> _WORKING DATA_:
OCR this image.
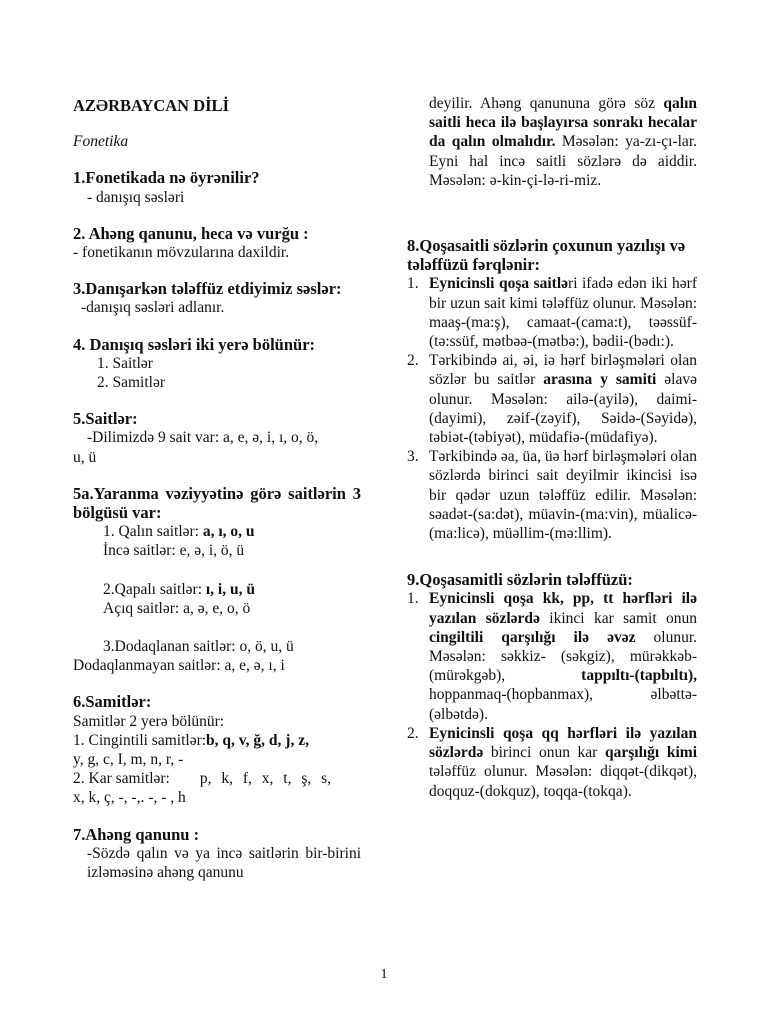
AZƏRBAYCAN DİLİ
Fonetika
1.Fonetikada nə öyrənilir?
- danışıq səsləri
2. Ahəng qanunu, heca və vurğu :
- fonetikanın mövzularına daxildir.
3.Danışarkən tələffüz etdiyimiz səslər:
-danışıq səsləri adlanır.
4. Danışıq səsləri iki yerə bölünür:
1. Saitlər
2. Samitlər
5.Saitlər:
-Dilimizdə 9 sait var: a, e, ə, i, ı, o, ö,
u, ü
5a.Yaranma vəziyyətinə görə saitlərin 3 bölgüsü var:
1. Qalın saitlər: a, ı, o, u
İncə saitlər: e, ə, i, ö, ü
2.Qapalı saitlər: ı, i, u, ü
Açıq saitlər: a, ə, e, o, ö
3.Dodaqlanan saitlər: o, ö, u, ü
Dodaqlanmayan saitlər: a, e, ə, ı, i
6.Samitlər:
Samitlər 2 yerə bölünür:
1. Cingintili samitlər:b, q, v, ğ, d, j, z,
y, g, c, I, m, n, r, -
2. Kar samitlər: p, k, f, x, t, ş, s,
x, k, ç, -, -,. -, - , h
7.Ahəng qanunu :
-Sözdə qalın və ya incə saitlərin bir-birini izləməsinə ahəng qanunu
deyilir. Ahəng qanununa görə söz qalın saitli heca ilə başlayırsa sonrakı hecalar da qalın olmalıdır. Məsələn: ya-zı-çı-lar. Eyni hal incə saitli sözlərə də aiddir. Məsələn: ə-kin-çi-lə-ri-miz.
8.Qoşasaitli sözlərin çoxunun yazılışı və tələffüzü fərqlənir:
1. Eynicinsli qoşa saitləri ifadə edən iki hərf bir uzun sait kimi tələffüz olunur. Məsələn: maaş-(ma:ş), camaat-(cama:t), təəssüf-(tə:ssüf, mətbəə-(mətbə:), bədii-(bədı:).
2. Tərkibində ai, əi, iə hərf birləşmələri olan sözlər bu saitlər arasına y samiti əlavə olunur. Məsələn: ailə-(ayilə), daimi-(dayimi), zəif-(zəyif), Səidə-(Səyidə), təbiət-(təbiyət), müdafiə-(müdafiyə).
3. Tərkibində əa, üa, üə hərf birləşmələri olan sözlərdə birinci sait deyilmir ikincisi isə bir qədər uzun tələffüz edilir. Məsələn: səadət-(sa:dət), müavin-(ma:vin), müalicə-(ma:licə), müəllim-(mə:llim).
9.Qoşasamitli sözlərin tələffüzü:
1. Eynicinsli qoşa kk, pp, tt hərfləri ilə yazılan sözlərdə ikinci kar samit onun cingiltili qarşılığı ilə əvəz olunur. Məsələn: səkkiz- (səkgiz), mürəkkəb-(mürəkgəb),	tappıltı-(tapbıltı), hoppanmaq-(hopbanmax), əlbəttə-(əlbətdə).
2. Eynicinsli qoşa qq hərfləri ilə yazılan sözlərdə birinci onun kar qarşılığı kimi tələffüz olunur. Məsələn: diqqət-(dikqət), doqquz-(dokquz), toqqa-(tokqa).
1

> _EXERCISE PROMPT_: Go through the entries above and pull out each line with "tələffüzü" in it.

> _WRITTEN SOLUTION_:
8.Qoşasaitli sözlərin çoxunun yazılışı və tələffüzü fərqlənir:
9.Qoşasamitli sözlərin tələffüzü:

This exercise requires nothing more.